→ **Input material**

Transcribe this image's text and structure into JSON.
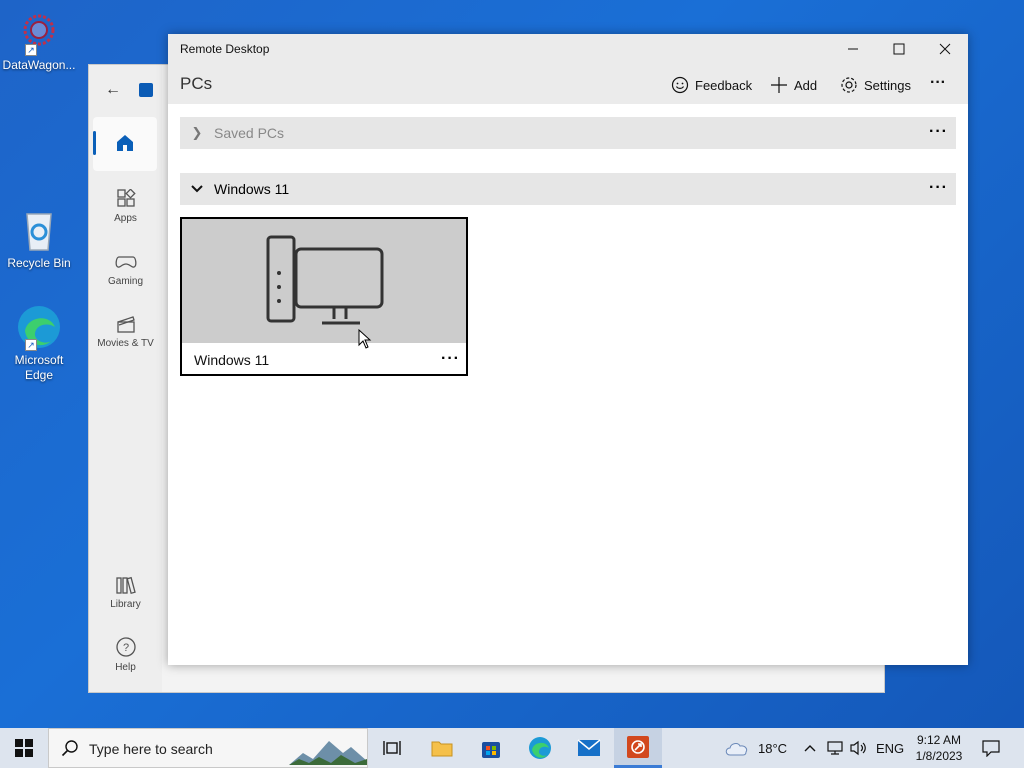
{
  "desktop": {
    "icons": [
      {
        "label": "DataWagon..."
      },
      {
        "label": "Recycle Bin"
      },
      {
        "label": "Microsoft Edge"
      }
    ]
  },
  "store": {
    "rail": [
      {
        "label": "Apps"
      },
      {
        "label": "Gaming"
      },
      {
        "label": "Movies & TV"
      },
      {
        "label": "Library"
      },
      {
        "label": "Help"
      }
    ]
  },
  "remote_desktop": {
    "window_title": "Remote Desktop",
    "heading": "PCs",
    "toolbar": {
      "feedback": "Feedback",
      "add": "Add",
      "settings": "Settings",
      "more": "···"
    },
    "groups": [
      {
        "label": "Saved PCs",
        "expanded": false
      },
      {
        "label": "Windows 11",
        "expanded": true
      }
    ],
    "tiles": [
      {
        "label": "Windows 11"
      }
    ]
  },
  "taskbar": {
    "search_placeholder": "Type here to search",
    "weather": "18°C",
    "language": "ENG",
    "time": "9:12 AM",
    "date": "1/8/2023"
  },
  "colors": {
    "desktop_blue": "#1a6fd6",
    "accent": "#0a5fb8"
  }
}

→ **Task**
Within the listing above, find every line containing the string "label" and return it.

→ **Result**
        "label": "DataWagon..."
        "label": "Recycle Bin"
        "label": "Microsoft Edge"
        "label": "Apps"
        "label": "Gaming"
        "label": "Movies & TV"
        "label": "Library"
        "label": "Help"
        "label": "Saved PCs",
        "label": "Windows 11",
        "label": "Windows 11"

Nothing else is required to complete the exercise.